[Start Input rows]
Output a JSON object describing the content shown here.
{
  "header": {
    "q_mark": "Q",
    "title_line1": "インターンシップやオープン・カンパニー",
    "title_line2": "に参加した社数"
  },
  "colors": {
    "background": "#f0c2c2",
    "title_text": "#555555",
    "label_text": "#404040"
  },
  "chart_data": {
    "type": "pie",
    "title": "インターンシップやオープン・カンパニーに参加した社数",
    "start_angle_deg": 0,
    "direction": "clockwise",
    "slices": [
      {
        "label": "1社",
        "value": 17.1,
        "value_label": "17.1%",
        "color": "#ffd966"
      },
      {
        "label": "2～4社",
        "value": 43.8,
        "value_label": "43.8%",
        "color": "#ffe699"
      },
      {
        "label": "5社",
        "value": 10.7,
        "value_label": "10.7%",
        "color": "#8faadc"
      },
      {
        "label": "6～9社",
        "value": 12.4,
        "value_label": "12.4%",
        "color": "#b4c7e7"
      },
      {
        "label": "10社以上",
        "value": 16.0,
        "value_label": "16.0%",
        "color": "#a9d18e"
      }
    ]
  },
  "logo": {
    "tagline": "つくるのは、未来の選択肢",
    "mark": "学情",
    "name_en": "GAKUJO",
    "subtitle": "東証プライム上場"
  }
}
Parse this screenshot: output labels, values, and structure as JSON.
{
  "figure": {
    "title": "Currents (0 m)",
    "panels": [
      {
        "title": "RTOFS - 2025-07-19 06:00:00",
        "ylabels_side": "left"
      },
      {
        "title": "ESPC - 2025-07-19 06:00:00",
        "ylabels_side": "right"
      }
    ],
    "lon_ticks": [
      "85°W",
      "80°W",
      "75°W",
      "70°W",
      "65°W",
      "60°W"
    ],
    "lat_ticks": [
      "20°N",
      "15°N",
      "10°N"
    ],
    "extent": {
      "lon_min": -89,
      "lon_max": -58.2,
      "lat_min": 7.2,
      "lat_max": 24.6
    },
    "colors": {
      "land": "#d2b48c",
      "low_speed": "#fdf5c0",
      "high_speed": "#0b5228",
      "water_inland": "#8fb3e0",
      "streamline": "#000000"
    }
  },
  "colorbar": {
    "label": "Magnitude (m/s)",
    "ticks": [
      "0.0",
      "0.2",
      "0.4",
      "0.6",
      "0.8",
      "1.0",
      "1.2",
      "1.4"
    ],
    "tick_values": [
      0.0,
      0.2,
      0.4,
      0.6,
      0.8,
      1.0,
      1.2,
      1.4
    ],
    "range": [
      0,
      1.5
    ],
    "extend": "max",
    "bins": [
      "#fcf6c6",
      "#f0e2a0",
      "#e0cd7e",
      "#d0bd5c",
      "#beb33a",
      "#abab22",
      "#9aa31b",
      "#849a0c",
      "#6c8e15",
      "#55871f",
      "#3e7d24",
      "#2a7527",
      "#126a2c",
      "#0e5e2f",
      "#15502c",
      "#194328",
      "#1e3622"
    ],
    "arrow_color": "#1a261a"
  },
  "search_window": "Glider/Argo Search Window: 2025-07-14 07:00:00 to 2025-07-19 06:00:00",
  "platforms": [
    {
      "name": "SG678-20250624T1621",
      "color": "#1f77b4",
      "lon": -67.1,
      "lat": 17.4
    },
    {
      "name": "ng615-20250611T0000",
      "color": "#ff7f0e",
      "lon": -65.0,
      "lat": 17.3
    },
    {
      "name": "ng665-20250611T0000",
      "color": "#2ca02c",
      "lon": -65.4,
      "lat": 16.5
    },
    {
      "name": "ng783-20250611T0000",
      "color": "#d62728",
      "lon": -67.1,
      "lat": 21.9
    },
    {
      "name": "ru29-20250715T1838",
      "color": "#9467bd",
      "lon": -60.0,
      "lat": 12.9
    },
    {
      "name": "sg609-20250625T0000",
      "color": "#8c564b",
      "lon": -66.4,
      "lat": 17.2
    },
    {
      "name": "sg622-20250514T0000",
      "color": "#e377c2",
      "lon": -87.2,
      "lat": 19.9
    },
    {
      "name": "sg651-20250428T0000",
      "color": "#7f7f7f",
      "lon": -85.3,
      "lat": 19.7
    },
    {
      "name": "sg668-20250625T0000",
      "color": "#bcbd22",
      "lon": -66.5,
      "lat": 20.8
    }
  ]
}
[End Input rows]
Task goal — Write out every entry again exactly, please, with nothing missing.

Output for this exercise —
Output a JSON object describing the content shown here.
{
  "header": {
    "q_mark": "Q",
    "title_line1": "インターンシップやオープン・カンパニー",
    "title_line2": "に参加した社数"
  },
  "colors": {
    "background": "#f0c2c2",
    "title_text": "#555555",
    "label_text": "#404040"
  },
  "chart_data": {
    "type": "pie",
    "title": "インターンシップやオープン・カンパニーに参加した社数",
    "start_angle_deg": 0,
    "direction": "clockwise",
    "slices": [
      {
        "label": "1社",
        "value": 17.1,
        "value_label": "17.1%",
        "color": "#ffd966"
      },
      {
        "label": "2～4社",
        "value": 43.8,
        "value_label": "43.8%",
        "color": "#ffe699"
      },
      {
        "label": "5社",
        "value": 10.7,
        "value_label": "10.7%",
        "color": "#8faadc"
      },
      {
        "label": "6～9社",
        "value": 12.4,
        "value_label": "12.4%",
        "color": "#b4c7e7"
      },
      {
        "label": "10社以上",
        "value": 16.0,
        "value_label": "16.0%",
        "color": "#a9d18e"
      }
    ]
  },
  "logo": {
    "tagline": "つくるのは、未来の選択肢",
    "mark": "学情",
    "name_en": "GAKUJO",
    "subtitle": "東証プライム上場"
  }
}
Parse this screenshot: output labels, values, and structure as JSON.
{
  "figure": {
    "title": "Currents (0 m)",
    "panels": [
      {
        "title": "RTOFS - 2025-07-19 06:00:00",
        "ylabels_side": "left"
      },
      {
        "title": "ESPC - 2025-07-19 06:00:00",
        "ylabels_side": "right"
      }
    ],
    "lon_ticks": [
      "85°W",
      "80°W",
      "75°W",
      "70°W",
      "65°W",
      "60°W"
    ],
    "lat_ticks": [
      "20°N",
      "15°N",
      "10°N"
    ],
    "extent": {
      "lon_min": -89,
      "lon_max": -58.2,
      "lat_min": 7.2,
      "lat_max": 24.6
    },
    "colors": {
      "land": "#d2b48c",
      "low_speed": "#fdf5c0",
      "high_speed": "#0b5228",
      "water_inland": "#8fb3e0",
      "streamline": "#000000"
    }
  },
  "colorbar": {
    "label": "Magnitude (m/s)",
    "ticks": [
      "0.0",
      "0.2",
      "0.4",
      "0.6",
      "0.8",
      "1.0",
      "1.2",
      "1.4"
    ],
    "tick_values": [
      0.0,
      0.2,
      0.4,
      0.6,
      0.8,
      1.0,
      1.2,
      1.4
    ],
    "range": [
      0,
      1.5
    ],
    "extend": "max",
    "bins": [
      "#fcf6c6",
      "#f0e2a0",
      "#e0cd7e",
      "#d0bd5c",
      "#beb33a",
      "#abab22",
      "#9aa31b",
      "#849a0c",
      "#6c8e15",
      "#55871f",
      "#3e7d24",
      "#2a7527",
      "#126a2c",
      "#0e5e2f",
      "#15502c",
      "#194328",
      "#1e3622"
    ],
    "arrow_color": "#1a261a"
  },
  "search_window": "Glider/Argo Search Window: 2025-07-14 07:00:00 to 2025-07-19 06:00:00",
  "platforms": [
    {
      "name": "SG678-20250624T1621",
      "color": "#1f77b4",
      "lon": -67.1,
      "lat": 17.4
    },
    {
      "name": "ng615-20250611T0000",
      "color": "#ff7f0e",
      "lon": -65.0,
      "lat": 17.3
    },
    {
      "name": "ng665-20250611T0000",
      "color": "#2ca02c",
      "lon": -65.4,
      "lat": 16.5
    },
    {
      "name": "ng783-20250611T0000",
      "color": "#d62728",
      "lon": -67.1,
      "lat": 21.9
    },
    {
      "name": "ru29-20250715T1838",
      "color": "#9467bd",
      "lon": -60.0,
      "lat": 12.9
    },
    {
      "name": "sg609-20250625T0000",
      "color": "#8c564b",
      "lon": -66.4,
      "lat": 17.2
    },
    {
      "name": "sg622-20250514T0000",
      "color": "#e377c2",
      "lon": -87.2,
      "lat": 19.9
    },
    {
      "name": "sg651-20250428T0000",
      "color": "#7f7f7f",
      "lon": -85.3,
      "lat": 19.7
    },
    {
      "name": "sg668-20250625T0000",
      "color": "#bcbd22",
      "lon": -66.5,
      "lat": 20.8
    }
  ]
}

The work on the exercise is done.